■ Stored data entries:
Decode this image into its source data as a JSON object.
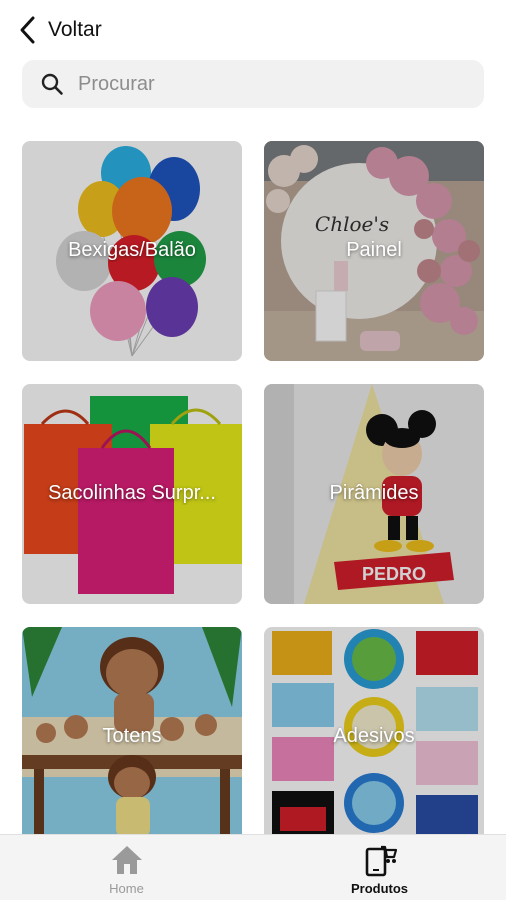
{
  "header": {
    "back_label": "Voltar"
  },
  "search": {
    "placeholder": "Procurar"
  },
  "categories": [
    {
      "label": "Bexigas/Balão"
    },
    {
      "label": "Painel"
    },
    {
      "label": "Sacolinhas Surpr..."
    },
    {
      "label": "Pirâmides"
    },
    {
      "label": "Totens"
    },
    {
      "label": "Adesivos"
    }
  ],
  "pyramid_banner_text": "PEDRO",
  "panel_script_text": "Chloe's",
  "tabbar": {
    "items": [
      {
        "label": "Home",
        "icon": "home-icon",
        "active": false
      },
      {
        "label": "Produtos",
        "icon": "products-icon",
        "active": true
      }
    ]
  },
  "colors": {
    "active_tab": "#111111",
    "inactive_tab": "#9a9a9a",
    "search_bg": "#f1f1f1"
  }
}
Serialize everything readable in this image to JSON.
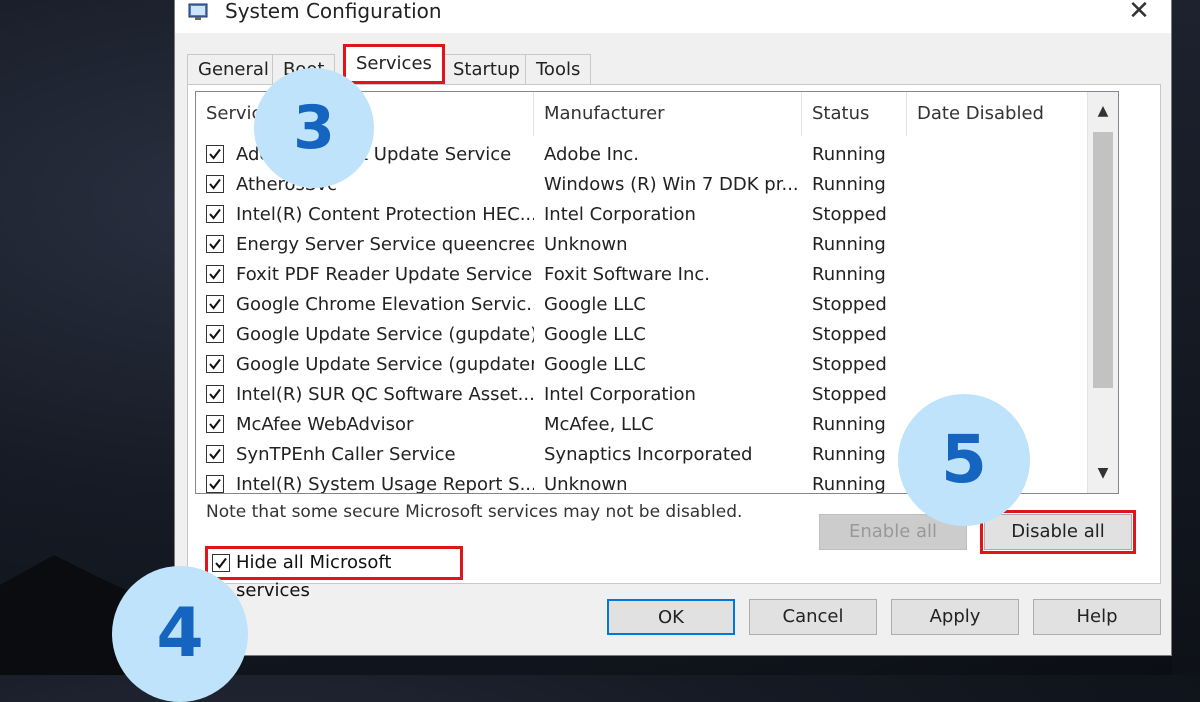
{
  "window": {
    "title": "System Configuration",
    "close_label": "✕"
  },
  "tabs": [
    "General",
    "Boot",
    "Services",
    "Startup",
    "Tools"
  ],
  "active_tab": "Services",
  "columns": {
    "service": "Service",
    "manufacturer": "Manufacturer",
    "status": "Status",
    "date_disabled": "Date Disabled"
  },
  "services": [
    {
      "checked": true,
      "name": "Adobe Acrobat Update Service",
      "manufacturer": "Adobe Inc.",
      "status": "Running",
      "date_disabled": ""
    },
    {
      "checked": true,
      "name": "AtherosSvc",
      "manufacturer": "Windows (R) Win 7 DDK pr...",
      "status": "Running",
      "date_disabled": ""
    },
    {
      "checked": true,
      "name": "Intel(R) Content Protection HEC...",
      "manufacturer": "Intel Corporation",
      "status": "Stopped",
      "date_disabled": ""
    },
    {
      "checked": true,
      "name": "Energy Server Service queencreek",
      "manufacturer": "Unknown",
      "status": "Running",
      "date_disabled": ""
    },
    {
      "checked": true,
      "name": "Foxit PDF Reader Update Service",
      "manufacturer": "Foxit Software Inc.",
      "status": "Running",
      "date_disabled": ""
    },
    {
      "checked": true,
      "name": "Google Chrome Elevation Servic...",
      "manufacturer": "Google LLC",
      "status": "Stopped",
      "date_disabled": ""
    },
    {
      "checked": true,
      "name": "Google Update Service (gupdate)",
      "manufacturer": "Google LLC",
      "status": "Stopped",
      "date_disabled": ""
    },
    {
      "checked": true,
      "name": "Google Update Service (gupdatem)",
      "manufacturer": "Google LLC",
      "status": "Stopped",
      "date_disabled": ""
    },
    {
      "checked": true,
      "name": "Intel(R) SUR QC Software Asset...",
      "manufacturer": "Intel Corporation",
      "status": "Stopped",
      "date_disabled": ""
    },
    {
      "checked": true,
      "name": "McAfee WebAdvisor",
      "manufacturer": "McAfee, LLC",
      "status": "Running",
      "date_disabled": ""
    },
    {
      "checked": true,
      "name": "SynTPEnh Caller Service",
      "manufacturer": "Synaptics Incorporated",
      "status": "Running",
      "date_disabled": ""
    },
    {
      "checked": true,
      "name": "Intel(R) System Usage Report S...",
      "manufacturer": "Unknown",
      "status": "Running",
      "date_disabled": ""
    }
  ],
  "note": "Note that some secure Microsoft services may not be disabled.",
  "hide_ms": {
    "label": "Hide all Microsoft services",
    "checked": true
  },
  "buttons": {
    "enable_all": "Enable all",
    "disable_all": "Disable all",
    "ok": "OK",
    "cancel": "Cancel",
    "apply": "Apply",
    "help": "Help"
  },
  "steps": {
    "tab": "3",
    "checkbox": "4",
    "button": "5"
  },
  "colors": {
    "highlight": "#e0141b",
    "badge_bg": "#bfe3fb",
    "badge_text": "#1565c0",
    "focus": "#0078d7"
  }
}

■ Exercise requirements: Each entry above is to be written out again unchanged, apart from the pictures, which are left out.

■ Correct response:
Decode this image into its source data as a JSON object.
{
  "header": {
    "back_label": "Voltar"
  },
  "search": {
    "placeholder": "Procurar"
  },
  "categories": [
    {
      "label": "Bexigas/Balão"
    },
    {
      "label": "Painel"
    },
    {
      "label": "Sacolinhas Surpr..."
    },
    {
      "label": "Pirâmides"
    },
    {
      "label": "Totens"
    },
    {
      "label": "Adesivos"
    }
  ],
  "pyramid_banner_text": "PEDRO",
  "panel_script_text": "Chloe's",
  "tabbar": {
    "items": [
      {
        "label": "Home",
        "icon": "home-icon",
        "active": false
      },
      {
        "label": "Produtos",
        "icon": "products-icon",
        "active": true
      }
    ]
  },
  "colors": {
    "active_tab": "#111111",
    "inactive_tab": "#9a9a9a",
    "search_bg": "#f1f1f1"
  }
}
Serialize everything readable in this image to JSON.
{
  "window": {
    "title": "System Configuration",
    "close_label": "✕"
  },
  "tabs": [
    "General",
    "Boot",
    "Services",
    "Startup",
    "Tools"
  ],
  "active_tab": "Services",
  "columns": {
    "service": "Service",
    "manufacturer": "Manufacturer",
    "status": "Status",
    "date_disabled": "Date Disabled"
  },
  "services": [
    {
      "checked": true,
      "name": "Adobe Acrobat Update Service",
      "manufacturer": "Adobe Inc.",
      "status": "Running",
      "date_disabled": ""
    },
    {
      "checked": true,
      "name": "AtherosSvc",
      "manufacturer": "Windows (R) Win 7 DDK pr...",
      "status": "Running",
      "date_disabled": ""
    },
    {
      "checked": true,
      "name": "Intel(R) Content Protection HEC...",
      "manufacturer": "Intel Corporation",
      "status": "Stopped",
      "date_disabled": ""
    },
    {
      "checked": true,
      "name": "Energy Server Service queencreek",
      "manufacturer": "Unknown",
      "status": "Running",
      "date_disabled": ""
    },
    {
      "checked": true,
      "name": "Foxit PDF Reader Update Service",
      "manufacturer": "Foxit Software Inc.",
      "status": "Running",
      "date_disabled": ""
    },
    {
      "checked": true,
      "name": "Google Chrome Elevation Servic...",
      "manufacturer": "Google LLC",
      "status": "Stopped",
      "date_disabled": ""
    },
    {
      "checked": true,
      "name": "Google Update Service (gupdate)",
      "manufacturer": "Google LLC",
      "status": "Stopped",
      "date_disabled": ""
    },
    {
      "checked": true,
      "name": "Google Update Service (gupdatem)",
      "manufacturer": "Google LLC",
      "status": "Stopped",
      "date_disabled": ""
    },
    {
      "checked": true,
      "name": "Intel(R) SUR QC Software Asset...",
      "manufacturer": "Intel Corporation",
      "status": "Stopped",
      "date_disabled": ""
    },
    {
      "checked": true,
      "name": "McAfee WebAdvisor",
      "manufacturer": "McAfee, LLC",
      "status": "Running",
      "date_disabled": ""
    },
    {
      "checked": true,
      "name": "SynTPEnh Caller Service",
      "manufacturer": "Synaptics Incorporated",
      "status": "Running",
      "date_disabled": ""
    },
    {
      "checked": true,
      "name": "Intel(R) System Usage Report S...",
      "manufacturer": "Unknown",
      "status": "Running",
      "date_disabled": ""
    }
  ],
  "note": "Note that some secure Microsoft services may not be disabled.",
  "hide_ms": {
    "label": "Hide all Microsoft services",
    "checked": true
  },
  "buttons": {
    "enable_all": "Enable all",
    "disable_all": "Disable all",
    "ok": "OK",
    "cancel": "Cancel",
    "apply": "Apply",
    "help": "Help"
  },
  "steps": {
    "tab": "3",
    "checkbox": "4",
    "button": "5"
  },
  "colors": {
    "highlight": "#e0141b",
    "badge_bg": "#bfe3fb",
    "badge_text": "#1565c0",
    "focus": "#0078d7"
  }
}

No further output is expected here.